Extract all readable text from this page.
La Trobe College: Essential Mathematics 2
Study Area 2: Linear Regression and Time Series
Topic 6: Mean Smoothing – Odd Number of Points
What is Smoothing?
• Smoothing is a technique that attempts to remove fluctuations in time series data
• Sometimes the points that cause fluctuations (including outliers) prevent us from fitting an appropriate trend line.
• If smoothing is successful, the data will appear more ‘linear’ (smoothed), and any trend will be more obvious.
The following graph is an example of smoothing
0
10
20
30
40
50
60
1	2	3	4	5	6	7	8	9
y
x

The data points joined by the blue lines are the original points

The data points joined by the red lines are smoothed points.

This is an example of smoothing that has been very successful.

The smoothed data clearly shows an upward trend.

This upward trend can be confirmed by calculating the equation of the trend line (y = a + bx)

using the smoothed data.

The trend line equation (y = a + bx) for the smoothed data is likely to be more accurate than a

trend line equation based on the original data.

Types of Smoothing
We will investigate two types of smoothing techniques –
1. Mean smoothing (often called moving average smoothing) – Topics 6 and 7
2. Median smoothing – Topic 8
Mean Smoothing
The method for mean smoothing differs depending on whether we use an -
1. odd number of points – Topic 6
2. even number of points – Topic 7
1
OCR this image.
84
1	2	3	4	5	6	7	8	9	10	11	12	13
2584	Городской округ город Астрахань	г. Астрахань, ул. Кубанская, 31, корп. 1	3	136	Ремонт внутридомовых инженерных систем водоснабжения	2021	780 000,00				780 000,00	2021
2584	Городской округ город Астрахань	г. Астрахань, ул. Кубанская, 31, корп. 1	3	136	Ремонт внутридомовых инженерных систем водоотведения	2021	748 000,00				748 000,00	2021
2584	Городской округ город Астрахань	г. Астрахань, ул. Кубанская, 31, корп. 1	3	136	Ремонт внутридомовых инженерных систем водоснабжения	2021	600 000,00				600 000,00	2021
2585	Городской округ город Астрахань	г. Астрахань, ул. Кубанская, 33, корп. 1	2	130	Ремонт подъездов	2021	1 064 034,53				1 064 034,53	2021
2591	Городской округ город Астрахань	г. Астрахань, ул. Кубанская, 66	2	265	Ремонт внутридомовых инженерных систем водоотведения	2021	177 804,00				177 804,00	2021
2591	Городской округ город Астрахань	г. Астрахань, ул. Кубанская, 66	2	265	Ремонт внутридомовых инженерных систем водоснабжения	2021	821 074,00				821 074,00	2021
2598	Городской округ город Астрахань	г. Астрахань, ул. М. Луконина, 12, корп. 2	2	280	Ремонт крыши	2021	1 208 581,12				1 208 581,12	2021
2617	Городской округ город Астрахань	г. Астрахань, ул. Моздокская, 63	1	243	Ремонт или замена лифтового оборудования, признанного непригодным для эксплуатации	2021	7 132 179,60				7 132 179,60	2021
------------------------------------------------------------------------
- EXERCISE GOAL -
Count how many lines of the data include the word "joined". Your reply should be that number alone.

- RESULT OF THIS TASK -
2